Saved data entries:
- - - -

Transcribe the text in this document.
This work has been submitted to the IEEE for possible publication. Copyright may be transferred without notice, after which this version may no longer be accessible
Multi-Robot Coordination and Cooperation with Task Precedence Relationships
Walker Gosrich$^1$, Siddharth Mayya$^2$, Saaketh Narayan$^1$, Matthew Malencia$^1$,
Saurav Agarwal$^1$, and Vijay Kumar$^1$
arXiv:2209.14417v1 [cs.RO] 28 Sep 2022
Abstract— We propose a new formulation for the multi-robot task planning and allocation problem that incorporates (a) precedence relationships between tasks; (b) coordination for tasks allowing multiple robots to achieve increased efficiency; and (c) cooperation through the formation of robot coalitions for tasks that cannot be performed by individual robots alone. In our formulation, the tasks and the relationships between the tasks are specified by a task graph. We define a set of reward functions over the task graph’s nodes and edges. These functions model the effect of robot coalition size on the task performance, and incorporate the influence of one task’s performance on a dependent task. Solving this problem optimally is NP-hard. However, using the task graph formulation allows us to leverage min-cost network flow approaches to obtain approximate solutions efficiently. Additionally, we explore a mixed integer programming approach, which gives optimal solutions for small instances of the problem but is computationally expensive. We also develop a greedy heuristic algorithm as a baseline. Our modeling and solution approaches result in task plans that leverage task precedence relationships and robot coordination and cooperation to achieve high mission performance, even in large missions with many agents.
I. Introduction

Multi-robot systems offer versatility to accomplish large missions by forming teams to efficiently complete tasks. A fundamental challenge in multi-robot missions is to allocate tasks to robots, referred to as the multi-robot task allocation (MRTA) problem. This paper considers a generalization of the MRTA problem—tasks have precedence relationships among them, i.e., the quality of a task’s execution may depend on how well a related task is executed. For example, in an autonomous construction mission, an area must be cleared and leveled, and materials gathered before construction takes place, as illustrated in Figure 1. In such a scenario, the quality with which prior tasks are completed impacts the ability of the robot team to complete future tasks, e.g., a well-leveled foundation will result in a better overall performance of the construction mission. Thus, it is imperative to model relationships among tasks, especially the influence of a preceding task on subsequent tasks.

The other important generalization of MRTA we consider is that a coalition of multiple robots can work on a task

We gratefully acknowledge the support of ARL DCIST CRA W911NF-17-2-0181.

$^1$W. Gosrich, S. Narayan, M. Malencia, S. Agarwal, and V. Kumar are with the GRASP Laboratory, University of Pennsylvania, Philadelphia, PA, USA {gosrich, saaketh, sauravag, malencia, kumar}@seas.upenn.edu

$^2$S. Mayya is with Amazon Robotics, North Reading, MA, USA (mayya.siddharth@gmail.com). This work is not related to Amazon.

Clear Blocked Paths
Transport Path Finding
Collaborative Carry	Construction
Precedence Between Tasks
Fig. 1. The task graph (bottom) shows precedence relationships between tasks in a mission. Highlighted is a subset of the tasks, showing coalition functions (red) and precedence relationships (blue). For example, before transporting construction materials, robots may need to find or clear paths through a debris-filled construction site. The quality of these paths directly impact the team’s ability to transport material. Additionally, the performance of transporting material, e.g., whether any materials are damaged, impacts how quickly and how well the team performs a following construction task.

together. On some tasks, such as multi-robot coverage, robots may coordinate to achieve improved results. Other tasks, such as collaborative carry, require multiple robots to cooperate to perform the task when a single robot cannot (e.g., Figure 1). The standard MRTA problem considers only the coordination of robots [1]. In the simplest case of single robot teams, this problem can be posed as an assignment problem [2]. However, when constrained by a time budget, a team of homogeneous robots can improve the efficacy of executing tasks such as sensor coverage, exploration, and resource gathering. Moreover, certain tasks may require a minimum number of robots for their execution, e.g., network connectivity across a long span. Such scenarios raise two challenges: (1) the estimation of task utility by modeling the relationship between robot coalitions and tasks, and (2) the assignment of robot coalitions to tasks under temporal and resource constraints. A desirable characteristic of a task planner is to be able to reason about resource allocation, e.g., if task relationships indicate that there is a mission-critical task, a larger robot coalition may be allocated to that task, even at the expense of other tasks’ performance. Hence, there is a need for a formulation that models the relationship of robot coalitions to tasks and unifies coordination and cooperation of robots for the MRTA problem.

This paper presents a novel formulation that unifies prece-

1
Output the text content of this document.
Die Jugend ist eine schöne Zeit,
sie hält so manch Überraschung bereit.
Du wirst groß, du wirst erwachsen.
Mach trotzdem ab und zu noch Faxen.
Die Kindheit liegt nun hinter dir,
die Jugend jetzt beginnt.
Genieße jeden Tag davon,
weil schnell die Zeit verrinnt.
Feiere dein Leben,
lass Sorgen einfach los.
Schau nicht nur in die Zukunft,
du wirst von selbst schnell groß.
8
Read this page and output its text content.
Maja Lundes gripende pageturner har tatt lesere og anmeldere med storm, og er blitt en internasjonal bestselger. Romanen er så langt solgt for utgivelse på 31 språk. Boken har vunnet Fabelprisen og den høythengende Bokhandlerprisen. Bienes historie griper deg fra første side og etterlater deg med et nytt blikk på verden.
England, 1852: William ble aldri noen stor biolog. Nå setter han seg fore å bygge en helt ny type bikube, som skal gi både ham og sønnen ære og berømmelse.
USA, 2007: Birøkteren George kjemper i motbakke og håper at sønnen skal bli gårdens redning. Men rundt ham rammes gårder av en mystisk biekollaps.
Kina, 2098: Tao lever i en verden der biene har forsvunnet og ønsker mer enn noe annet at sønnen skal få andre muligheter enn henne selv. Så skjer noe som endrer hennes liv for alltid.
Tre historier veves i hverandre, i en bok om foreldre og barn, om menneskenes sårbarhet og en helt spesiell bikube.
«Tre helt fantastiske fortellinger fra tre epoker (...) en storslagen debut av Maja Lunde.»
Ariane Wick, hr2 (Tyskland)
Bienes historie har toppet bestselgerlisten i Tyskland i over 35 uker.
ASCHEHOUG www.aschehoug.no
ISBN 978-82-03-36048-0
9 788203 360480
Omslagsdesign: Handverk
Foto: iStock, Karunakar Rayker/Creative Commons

- - - -

Gather each line that holds "Narayan".

Walker Gosrich$^1$, Siddharth Mayya$^2$, Saaketh Narayan$^1$, Matthew Malencia$^1$,
$^1$W. Gosrich, S. Narayan, M. Malencia, S. Agarwal, and V. Kumar are with the GRASP Laboratory, University of Pennsylvania, Philadelphia, PA, USA {gosrich, saaketh, sauravag, malencia, kumar}@seas.upenn.edu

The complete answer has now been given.